▸ **Instructions to follow**
Each line below should be retyped exactly, with no pictures.

═════ Data extract ═════

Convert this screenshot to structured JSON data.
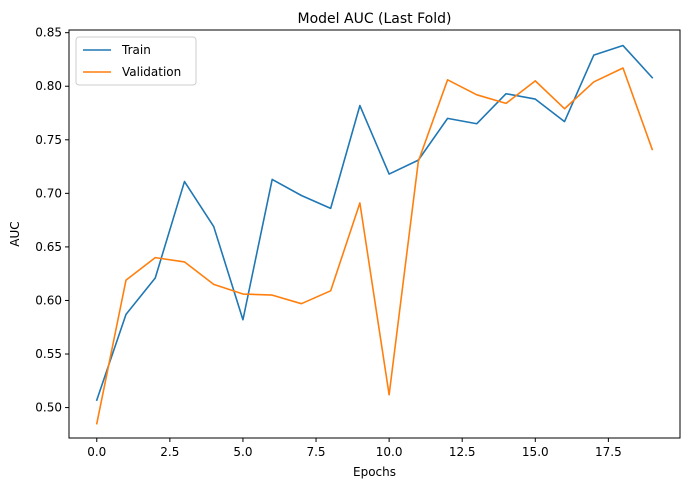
{
  "chart_data": {
    "type": "line",
    "title": "Model AUC (Last Fold)",
    "xlabel": "Epochs",
    "ylabel": "AUC",
    "x": [
      0,
      1,
      2,
      3,
      4,
      5,
      6,
      7,
      8,
      9,
      10,
      11,
      12,
      13,
      14,
      15,
      16,
      17,
      18,
      19
    ],
    "xlim": [
      -0.95,
      19.95
    ],
    "ylim": [
      0.4716,
      0.8525
    ],
    "xticks": [
      0.0,
      2.5,
      5.0,
      7.5,
      10.0,
      12.5,
      15.0,
      17.5
    ],
    "xtick_labels": [
      "0.0",
      "2.5",
      "5.0",
      "7.5",
      "10.0",
      "12.5",
      "15.0",
      "17.5"
    ],
    "yticks": [
      0.5,
      0.55,
      0.6,
      0.65,
      0.7,
      0.75,
      0.8,
      0.85
    ],
    "ytick_labels": [
      "0.50",
      "0.55",
      "0.60",
      "0.65",
      "0.70",
      "0.75",
      "0.80",
      "0.85"
    ],
    "grid": false,
    "legend_position": "top-left",
    "series": [
      {
        "name": "Train",
        "color": "#1f77b4",
        "values": [
          0.507,
          0.587,
          0.621,
          0.711,
          0.669,
          0.582,
          0.713,
          0.698,
          0.686,
          0.782,
          0.718,
          0.731,
          0.77,
          0.765,
          0.793,
          0.788,
          0.767,
          0.829,
          0.838,
          0.808
        ]
      },
      {
        "name": "Validation",
        "color": "#ff7f0e",
        "values": [
          0.485,
          0.619,
          0.64,
          0.636,
          0.615,
          0.606,
          0.605,
          0.597,
          0.609,
          0.691,
          0.512,
          0.73,
          0.806,
          0.792,
          0.784,
          0.805,
          0.779,
          0.804,
          0.817,
          0.741
        ]
      }
    ]
  }
}
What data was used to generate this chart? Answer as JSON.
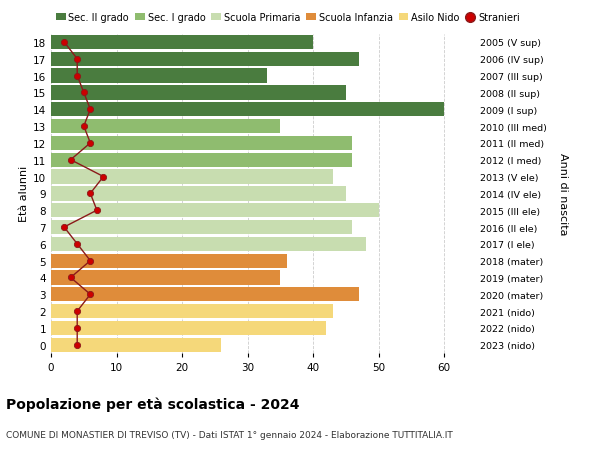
{
  "ages": [
    0,
    1,
    2,
    3,
    4,
    5,
    6,
    7,
    8,
    9,
    10,
    11,
    12,
    13,
    14,
    15,
    16,
    17,
    18
  ],
  "bar_values": [
    26,
    42,
    43,
    47,
    35,
    36,
    48,
    46,
    50,
    45,
    43,
    46,
    46,
    35,
    60,
    45,
    33,
    47,
    40
  ],
  "stranieri": [
    4,
    4,
    4,
    6,
    3,
    6,
    4,
    2,
    7,
    6,
    8,
    3,
    6,
    5,
    6,
    5,
    4,
    4,
    2
  ],
  "right_labels": [
    "2023 (nido)",
    "2022 (nido)",
    "2021 (nido)",
    "2020 (mater)",
    "2019 (mater)",
    "2018 (mater)",
    "2017 (I ele)",
    "2016 (II ele)",
    "2015 (III ele)",
    "2014 (IV ele)",
    "2013 (V ele)",
    "2012 (I med)",
    "2011 (II med)",
    "2010 (III med)",
    "2009 (I sup)",
    "2008 (II sup)",
    "2007 (III sup)",
    "2006 (IV sup)",
    "2005 (V sup)"
  ],
  "bar_colors": [
    "#f5d87a",
    "#f5d87a",
    "#f5d87a",
    "#df8c3a",
    "#df8c3a",
    "#df8c3a",
    "#c8ddb0",
    "#c8ddb0",
    "#c8ddb0",
    "#c8ddb0",
    "#c8ddb0",
    "#8fbc6f",
    "#8fbc6f",
    "#8fbc6f",
    "#4a7c3f",
    "#4a7c3f",
    "#4a7c3f",
    "#4a7c3f",
    "#4a7c3f"
  ],
  "legend_labels": [
    "Sec. II grado",
    "Sec. I grado",
    "Scuola Primaria",
    "Scuola Infanzia",
    "Asilo Nido",
    "Stranieri"
  ],
  "legend_colors": [
    "#4a7c3f",
    "#8fbc6f",
    "#c8ddb0",
    "#df8c3a",
    "#f5d87a",
    "#cc0000"
  ],
  "title": "Popolazione per età scolastica - 2024",
  "subtitle": "COMUNE DI MONASTIER DI TREVISO (TV) - Dati ISTAT 1° gennaio 2024 - Elaborazione TUTTITALIA.IT",
  "ylabel": "Età alunni",
  "right_ylabel": "Anni di nascita",
  "xlabel_values": [
    0,
    10,
    20,
    30,
    40,
    50,
    60
  ],
  "xlim": [
    0,
    65
  ],
  "ylim": [
    -0.5,
    18.5
  ],
  "background_color": "#ffffff",
  "grid_color": "#cccccc"
}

═════

▸ **Answer below**
Convert this screenshot to structured JSON data.
{
  "chart_data": {
    "type": "line",
    "title": "Model AUC (Last Fold)",
    "xlabel": "Epochs",
    "ylabel": "AUC",
    "x": [
      0,
      1,
      2,
      3,
      4,
      5,
      6,
      7,
      8,
      9,
      10,
      11,
      12,
      13,
      14,
      15,
      16,
      17,
      18,
      19
    ],
    "xlim": [
      -0.95,
      19.95
    ],
    "ylim": [
      0.4716,
      0.8525
    ],
    "xticks": [
      0.0,
      2.5,
      5.0,
      7.5,
      10.0,
      12.5,
      15.0,
      17.5
    ],
    "xtick_labels": [
      "0.0",
      "2.5",
      "5.0",
      "7.5",
      "10.0",
      "12.5",
      "15.0",
      "17.5"
    ],
    "yticks": [
      0.5,
      0.55,
      0.6,
      0.65,
      0.7,
      0.75,
      0.8,
      0.85
    ],
    "ytick_labels": [
      "0.50",
      "0.55",
      "0.60",
      "0.65",
      "0.70",
      "0.75",
      "0.80",
      "0.85"
    ],
    "grid": false,
    "legend_position": "top-left",
    "series": [
      {
        "name": "Train",
        "color": "#1f77b4",
        "values": [
          0.507,
          0.587,
          0.621,
          0.711,
          0.669,
          0.582,
          0.713,
          0.698,
          0.686,
          0.782,
          0.718,
          0.731,
          0.77,
          0.765,
          0.793,
          0.788,
          0.767,
          0.829,
          0.838,
          0.808
        ]
      },
      {
        "name": "Validation",
        "color": "#ff7f0e",
        "values": [
          0.485,
          0.619,
          0.64,
          0.636,
          0.615,
          0.606,
          0.605,
          0.597,
          0.609,
          0.691,
          0.512,
          0.73,
          0.806,
          0.792,
          0.784,
          0.805,
          0.779,
          0.804,
          0.817,
          0.741
        ]
      }
    ]
  }
}
What data was used to generate this chart? Answer as JSON.
{
  "ages": [
    0,
    1,
    2,
    3,
    4,
    5,
    6,
    7,
    8,
    9,
    10,
    11,
    12,
    13,
    14,
    15,
    16,
    17,
    18
  ],
  "bar_values": [
    26,
    42,
    43,
    47,
    35,
    36,
    48,
    46,
    50,
    45,
    43,
    46,
    46,
    35,
    60,
    45,
    33,
    47,
    40
  ],
  "stranieri": [
    4,
    4,
    4,
    6,
    3,
    6,
    4,
    2,
    7,
    6,
    8,
    3,
    6,
    5,
    6,
    5,
    4,
    4,
    2
  ],
  "right_labels": [
    "2023 (nido)",
    "2022 (nido)",
    "2021 (nido)",
    "2020 (mater)",
    "2019 (mater)",
    "2018 (mater)",
    "2017 (I ele)",
    "2016 (II ele)",
    "2015 (III ele)",
    "2014 (IV ele)",
    "2013 (V ele)",
    "2012 (I med)",
    "2011 (II med)",
    "2010 (III med)",
    "2009 (I sup)",
    "2008 (II sup)",
    "2007 (III sup)",
    "2006 (IV sup)",
    "2005 (V sup)"
  ],
  "bar_colors": [
    "#f5d87a",
    "#f5d87a",
    "#f5d87a",
    "#df8c3a",
    "#df8c3a",
    "#df8c3a",
    "#c8ddb0",
    "#c8ddb0",
    "#c8ddb0",
    "#c8ddb0",
    "#c8ddb0",
    "#8fbc6f",
    "#8fbc6f",
    "#8fbc6f",
    "#4a7c3f",
    "#4a7c3f",
    "#4a7c3f",
    "#4a7c3f",
    "#4a7c3f"
  ],
  "legend_labels": [
    "Sec. II grado",
    "Sec. I grado",
    "Scuola Primaria",
    "Scuola Infanzia",
    "Asilo Nido",
    "Stranieri"
  ],
  "legend_colors": [
    "#4a7c3f",
    "#8fbc6f",
    "#c8ddb0",
    "#df8c3a",
    "#f5d87a",
    "#cc0000"
  ],
  "title": "Popolazione per età scolastica - 2024",
  "subtitle": "COMUNE DI MONASTIER DI TREVISO (TV) - Dati ISTAT 1° gennaio 2024 - Elaborazione TUTTITALIA.IT",
  "ylabel": "Età alunni",
  "right_ylabel": "Anni di nascita",
  "xlabel_values": [
    0,
    10,
    20,
    30,
    40,
    50,
    60
  ],
  "xlim": [
    0,
    65
  ],
  "ylim": [
    -0.5,
    18.5
  ],
  "background_color": "#ffffff",
  "grid_color": "#cccccc"
}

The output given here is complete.